Data excerpts
## START

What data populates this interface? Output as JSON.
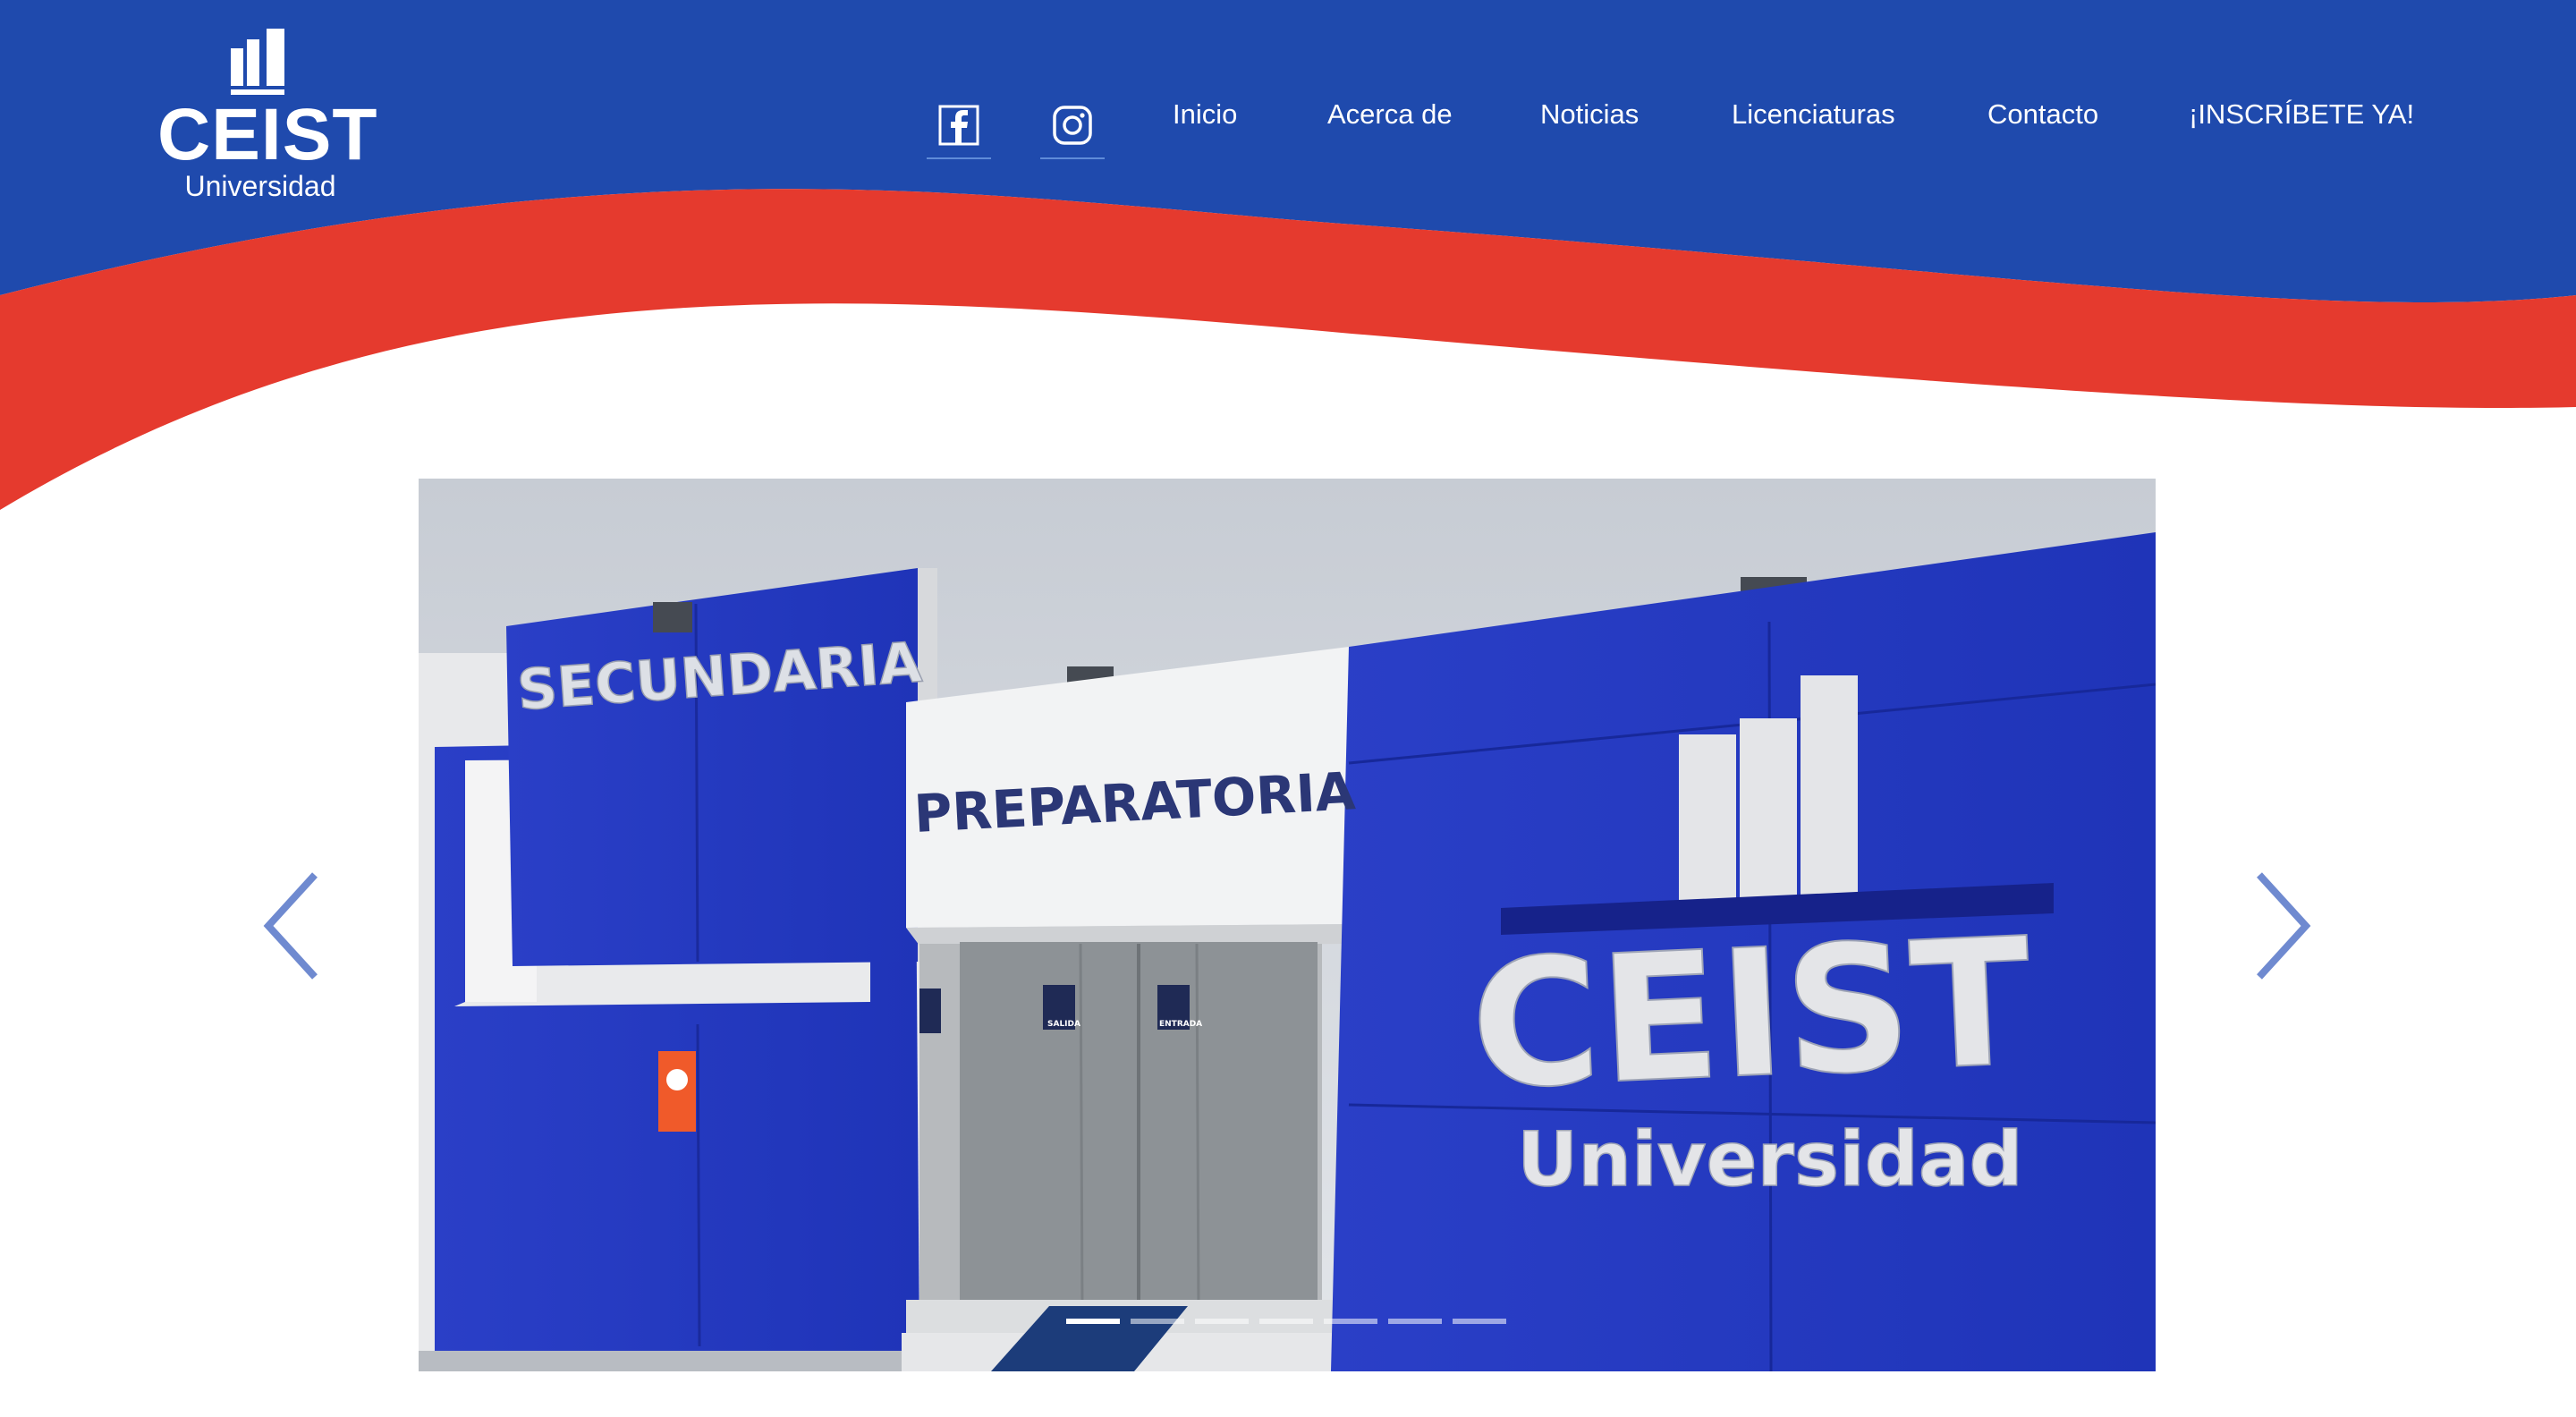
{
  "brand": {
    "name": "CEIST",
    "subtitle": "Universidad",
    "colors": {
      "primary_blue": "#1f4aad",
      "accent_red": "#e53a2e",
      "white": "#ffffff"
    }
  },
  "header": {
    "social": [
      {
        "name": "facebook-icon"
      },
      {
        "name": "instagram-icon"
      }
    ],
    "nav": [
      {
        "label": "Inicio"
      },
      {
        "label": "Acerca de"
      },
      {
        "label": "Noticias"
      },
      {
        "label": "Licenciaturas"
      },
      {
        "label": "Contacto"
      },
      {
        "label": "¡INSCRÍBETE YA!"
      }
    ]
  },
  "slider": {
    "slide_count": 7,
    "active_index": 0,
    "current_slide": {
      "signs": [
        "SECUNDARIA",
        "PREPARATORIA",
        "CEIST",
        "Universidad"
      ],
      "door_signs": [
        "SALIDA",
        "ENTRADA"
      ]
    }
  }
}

## END

From the entries, copy out each line containing the word "Universidad".

    "subtitle": "Universidad",
        "Universidad"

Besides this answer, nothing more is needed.